▸ **Aim**
Only the number is needed: how many lines of the records include "must"?
───
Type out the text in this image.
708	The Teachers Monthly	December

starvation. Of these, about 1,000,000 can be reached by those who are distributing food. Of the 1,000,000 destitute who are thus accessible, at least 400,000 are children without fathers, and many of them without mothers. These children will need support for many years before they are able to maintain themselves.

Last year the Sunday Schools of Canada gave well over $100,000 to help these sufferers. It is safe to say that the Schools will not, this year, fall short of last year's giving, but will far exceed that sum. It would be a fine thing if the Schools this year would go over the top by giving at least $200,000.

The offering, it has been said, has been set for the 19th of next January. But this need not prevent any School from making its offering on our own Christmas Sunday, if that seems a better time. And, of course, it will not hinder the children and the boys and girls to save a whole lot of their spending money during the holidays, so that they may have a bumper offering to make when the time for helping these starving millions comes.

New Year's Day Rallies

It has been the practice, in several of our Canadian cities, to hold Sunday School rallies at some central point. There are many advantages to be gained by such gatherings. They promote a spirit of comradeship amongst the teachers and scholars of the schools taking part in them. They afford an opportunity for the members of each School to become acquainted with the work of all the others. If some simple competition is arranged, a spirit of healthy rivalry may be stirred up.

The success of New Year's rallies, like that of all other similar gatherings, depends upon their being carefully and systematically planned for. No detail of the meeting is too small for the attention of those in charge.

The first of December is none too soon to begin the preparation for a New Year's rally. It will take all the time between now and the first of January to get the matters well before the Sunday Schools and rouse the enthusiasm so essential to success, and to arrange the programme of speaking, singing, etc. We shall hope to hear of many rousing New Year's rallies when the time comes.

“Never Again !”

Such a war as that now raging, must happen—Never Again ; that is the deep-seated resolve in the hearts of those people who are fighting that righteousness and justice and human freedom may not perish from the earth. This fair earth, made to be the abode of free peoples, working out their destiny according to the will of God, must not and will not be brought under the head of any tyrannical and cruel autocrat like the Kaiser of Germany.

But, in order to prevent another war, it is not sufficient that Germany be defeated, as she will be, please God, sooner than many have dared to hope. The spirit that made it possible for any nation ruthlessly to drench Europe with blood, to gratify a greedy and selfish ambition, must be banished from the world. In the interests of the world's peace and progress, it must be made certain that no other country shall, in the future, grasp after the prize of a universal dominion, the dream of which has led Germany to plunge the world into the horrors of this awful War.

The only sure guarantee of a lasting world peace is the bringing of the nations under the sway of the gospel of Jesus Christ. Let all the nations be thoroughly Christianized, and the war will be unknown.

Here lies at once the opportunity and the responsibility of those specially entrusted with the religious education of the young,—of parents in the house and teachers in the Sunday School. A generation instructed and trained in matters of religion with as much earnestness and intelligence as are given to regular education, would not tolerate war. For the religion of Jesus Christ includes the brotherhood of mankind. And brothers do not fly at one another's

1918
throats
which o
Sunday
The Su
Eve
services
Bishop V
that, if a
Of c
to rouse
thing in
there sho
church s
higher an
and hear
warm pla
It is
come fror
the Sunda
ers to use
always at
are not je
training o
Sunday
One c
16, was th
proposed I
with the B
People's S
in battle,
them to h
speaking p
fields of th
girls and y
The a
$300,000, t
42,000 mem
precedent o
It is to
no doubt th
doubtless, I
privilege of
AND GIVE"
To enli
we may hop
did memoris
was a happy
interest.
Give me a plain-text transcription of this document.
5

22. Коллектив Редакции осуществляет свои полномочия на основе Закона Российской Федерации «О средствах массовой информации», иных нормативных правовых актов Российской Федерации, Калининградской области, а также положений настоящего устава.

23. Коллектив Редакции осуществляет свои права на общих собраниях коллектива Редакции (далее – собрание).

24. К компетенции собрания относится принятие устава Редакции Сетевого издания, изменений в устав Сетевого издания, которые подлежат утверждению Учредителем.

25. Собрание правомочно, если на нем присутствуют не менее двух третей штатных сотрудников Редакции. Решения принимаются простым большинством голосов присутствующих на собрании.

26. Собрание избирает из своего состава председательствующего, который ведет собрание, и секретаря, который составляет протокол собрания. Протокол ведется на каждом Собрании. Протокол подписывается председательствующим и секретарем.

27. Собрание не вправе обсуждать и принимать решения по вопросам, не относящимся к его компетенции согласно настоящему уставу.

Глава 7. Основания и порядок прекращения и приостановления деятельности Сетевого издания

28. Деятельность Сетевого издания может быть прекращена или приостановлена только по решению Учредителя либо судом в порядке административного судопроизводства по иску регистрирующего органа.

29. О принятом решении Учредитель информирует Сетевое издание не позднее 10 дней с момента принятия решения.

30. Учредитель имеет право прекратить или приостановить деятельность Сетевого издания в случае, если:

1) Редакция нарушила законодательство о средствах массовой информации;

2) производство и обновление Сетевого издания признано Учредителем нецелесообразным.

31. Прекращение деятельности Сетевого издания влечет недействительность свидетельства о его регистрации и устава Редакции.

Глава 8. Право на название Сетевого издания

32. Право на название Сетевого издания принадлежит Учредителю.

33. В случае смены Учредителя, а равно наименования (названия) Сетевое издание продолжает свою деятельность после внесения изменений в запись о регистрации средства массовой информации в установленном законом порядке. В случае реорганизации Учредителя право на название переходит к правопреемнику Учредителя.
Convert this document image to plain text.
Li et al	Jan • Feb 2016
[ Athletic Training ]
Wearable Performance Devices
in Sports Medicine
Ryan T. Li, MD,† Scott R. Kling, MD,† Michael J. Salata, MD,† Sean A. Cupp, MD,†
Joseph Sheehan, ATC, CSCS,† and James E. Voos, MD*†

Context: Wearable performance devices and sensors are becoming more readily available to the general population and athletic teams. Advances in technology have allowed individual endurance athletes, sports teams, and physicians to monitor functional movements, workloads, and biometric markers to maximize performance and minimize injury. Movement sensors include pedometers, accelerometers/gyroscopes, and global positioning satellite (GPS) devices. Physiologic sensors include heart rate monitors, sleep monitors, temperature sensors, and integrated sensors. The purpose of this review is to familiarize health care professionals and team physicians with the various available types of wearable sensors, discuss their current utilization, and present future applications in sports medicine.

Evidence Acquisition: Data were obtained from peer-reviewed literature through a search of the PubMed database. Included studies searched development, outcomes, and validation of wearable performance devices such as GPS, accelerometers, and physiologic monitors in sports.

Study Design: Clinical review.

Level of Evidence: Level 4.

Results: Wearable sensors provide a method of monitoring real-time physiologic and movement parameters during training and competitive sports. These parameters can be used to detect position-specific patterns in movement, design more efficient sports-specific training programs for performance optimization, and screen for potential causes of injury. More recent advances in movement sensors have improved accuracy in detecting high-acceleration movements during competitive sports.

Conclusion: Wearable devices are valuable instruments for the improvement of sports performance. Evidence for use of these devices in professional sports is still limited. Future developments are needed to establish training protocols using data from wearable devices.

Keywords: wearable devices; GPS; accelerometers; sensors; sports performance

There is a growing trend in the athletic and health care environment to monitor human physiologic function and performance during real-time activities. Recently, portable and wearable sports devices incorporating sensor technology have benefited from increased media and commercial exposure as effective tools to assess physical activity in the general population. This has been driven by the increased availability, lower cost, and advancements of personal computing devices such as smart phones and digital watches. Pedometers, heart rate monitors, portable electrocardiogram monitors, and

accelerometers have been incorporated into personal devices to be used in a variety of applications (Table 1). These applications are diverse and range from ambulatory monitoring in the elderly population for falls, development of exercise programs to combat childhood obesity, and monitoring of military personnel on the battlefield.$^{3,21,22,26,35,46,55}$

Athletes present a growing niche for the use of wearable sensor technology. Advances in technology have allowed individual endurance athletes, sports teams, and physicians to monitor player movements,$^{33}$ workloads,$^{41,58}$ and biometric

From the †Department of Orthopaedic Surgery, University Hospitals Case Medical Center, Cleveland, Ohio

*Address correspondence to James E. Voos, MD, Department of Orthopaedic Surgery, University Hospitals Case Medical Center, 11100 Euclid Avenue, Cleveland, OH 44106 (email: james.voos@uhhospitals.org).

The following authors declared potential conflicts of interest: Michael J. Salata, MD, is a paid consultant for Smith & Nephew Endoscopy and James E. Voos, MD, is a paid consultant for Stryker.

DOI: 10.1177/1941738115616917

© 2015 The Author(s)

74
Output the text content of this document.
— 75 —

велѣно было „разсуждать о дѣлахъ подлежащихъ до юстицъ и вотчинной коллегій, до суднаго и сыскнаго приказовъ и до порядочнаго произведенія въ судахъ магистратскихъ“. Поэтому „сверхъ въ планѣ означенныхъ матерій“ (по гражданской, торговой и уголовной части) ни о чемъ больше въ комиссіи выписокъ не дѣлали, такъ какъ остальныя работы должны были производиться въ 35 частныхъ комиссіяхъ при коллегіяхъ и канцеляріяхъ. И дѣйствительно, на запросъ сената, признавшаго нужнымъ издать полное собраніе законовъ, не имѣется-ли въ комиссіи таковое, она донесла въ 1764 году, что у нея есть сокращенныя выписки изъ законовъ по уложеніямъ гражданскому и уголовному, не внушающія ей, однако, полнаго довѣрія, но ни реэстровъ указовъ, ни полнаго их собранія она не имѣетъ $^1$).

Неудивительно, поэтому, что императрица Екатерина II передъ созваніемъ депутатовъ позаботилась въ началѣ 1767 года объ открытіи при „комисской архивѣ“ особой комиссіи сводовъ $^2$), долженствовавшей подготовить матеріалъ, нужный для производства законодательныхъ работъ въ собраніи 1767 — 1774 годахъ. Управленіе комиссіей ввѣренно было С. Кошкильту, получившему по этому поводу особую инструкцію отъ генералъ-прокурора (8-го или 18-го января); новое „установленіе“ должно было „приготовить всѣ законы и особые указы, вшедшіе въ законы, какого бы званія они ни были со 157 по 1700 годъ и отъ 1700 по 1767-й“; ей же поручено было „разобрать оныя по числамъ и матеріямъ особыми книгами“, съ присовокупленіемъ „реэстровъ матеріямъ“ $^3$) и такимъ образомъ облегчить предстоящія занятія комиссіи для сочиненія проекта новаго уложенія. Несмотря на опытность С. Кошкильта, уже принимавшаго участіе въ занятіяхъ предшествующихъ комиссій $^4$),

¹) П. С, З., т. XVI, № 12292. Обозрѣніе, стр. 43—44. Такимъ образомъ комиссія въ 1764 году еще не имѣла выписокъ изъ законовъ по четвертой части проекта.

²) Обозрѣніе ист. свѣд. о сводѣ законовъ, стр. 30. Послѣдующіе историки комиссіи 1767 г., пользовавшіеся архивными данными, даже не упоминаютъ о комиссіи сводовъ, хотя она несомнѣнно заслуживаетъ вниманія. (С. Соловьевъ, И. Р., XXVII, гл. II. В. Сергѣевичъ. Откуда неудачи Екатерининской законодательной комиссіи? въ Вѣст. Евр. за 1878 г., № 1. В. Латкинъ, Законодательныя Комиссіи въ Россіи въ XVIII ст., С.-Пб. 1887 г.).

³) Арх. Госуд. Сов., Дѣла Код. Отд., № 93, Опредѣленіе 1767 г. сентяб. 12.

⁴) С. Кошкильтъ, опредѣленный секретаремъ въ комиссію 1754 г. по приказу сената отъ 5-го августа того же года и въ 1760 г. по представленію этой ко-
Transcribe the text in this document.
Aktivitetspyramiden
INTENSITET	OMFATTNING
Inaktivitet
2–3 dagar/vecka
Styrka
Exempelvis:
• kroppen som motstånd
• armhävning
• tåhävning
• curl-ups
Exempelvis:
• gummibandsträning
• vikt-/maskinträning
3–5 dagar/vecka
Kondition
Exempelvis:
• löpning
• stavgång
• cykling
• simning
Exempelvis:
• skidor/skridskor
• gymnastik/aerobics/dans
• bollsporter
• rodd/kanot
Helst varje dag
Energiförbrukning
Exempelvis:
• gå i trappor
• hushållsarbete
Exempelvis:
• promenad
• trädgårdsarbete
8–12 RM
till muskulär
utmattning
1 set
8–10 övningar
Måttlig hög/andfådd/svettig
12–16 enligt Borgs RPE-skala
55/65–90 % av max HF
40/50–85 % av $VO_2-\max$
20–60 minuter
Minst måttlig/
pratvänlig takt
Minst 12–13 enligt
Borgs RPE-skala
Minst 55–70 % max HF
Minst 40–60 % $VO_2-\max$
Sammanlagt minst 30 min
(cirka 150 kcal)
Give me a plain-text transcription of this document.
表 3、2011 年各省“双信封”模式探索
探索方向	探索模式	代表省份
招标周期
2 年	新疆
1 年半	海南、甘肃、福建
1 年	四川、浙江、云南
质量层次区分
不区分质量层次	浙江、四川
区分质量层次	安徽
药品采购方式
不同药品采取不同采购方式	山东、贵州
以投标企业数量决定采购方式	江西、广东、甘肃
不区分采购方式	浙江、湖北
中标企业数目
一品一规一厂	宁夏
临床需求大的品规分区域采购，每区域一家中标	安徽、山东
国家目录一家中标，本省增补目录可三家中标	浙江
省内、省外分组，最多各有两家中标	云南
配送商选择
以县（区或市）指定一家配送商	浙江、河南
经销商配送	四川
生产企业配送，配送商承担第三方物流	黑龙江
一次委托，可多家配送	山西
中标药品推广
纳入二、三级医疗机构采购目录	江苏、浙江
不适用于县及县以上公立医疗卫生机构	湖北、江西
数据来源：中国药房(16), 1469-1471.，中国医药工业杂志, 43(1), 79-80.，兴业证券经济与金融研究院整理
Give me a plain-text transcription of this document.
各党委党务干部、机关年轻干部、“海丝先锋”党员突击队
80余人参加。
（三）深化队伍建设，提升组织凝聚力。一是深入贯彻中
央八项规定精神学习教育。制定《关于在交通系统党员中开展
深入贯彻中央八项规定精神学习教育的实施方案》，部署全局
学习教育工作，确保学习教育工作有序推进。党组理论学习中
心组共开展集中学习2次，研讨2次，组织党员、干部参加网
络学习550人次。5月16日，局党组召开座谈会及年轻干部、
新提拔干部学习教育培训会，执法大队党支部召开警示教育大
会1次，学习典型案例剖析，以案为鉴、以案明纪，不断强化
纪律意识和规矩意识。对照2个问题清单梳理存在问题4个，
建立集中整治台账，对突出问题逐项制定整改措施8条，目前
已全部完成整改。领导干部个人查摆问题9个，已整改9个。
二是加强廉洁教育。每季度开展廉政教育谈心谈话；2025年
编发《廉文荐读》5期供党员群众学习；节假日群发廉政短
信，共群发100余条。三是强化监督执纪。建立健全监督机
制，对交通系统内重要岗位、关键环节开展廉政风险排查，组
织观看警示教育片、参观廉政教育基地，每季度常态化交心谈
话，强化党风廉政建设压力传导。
───
▸ **Exercise response**
2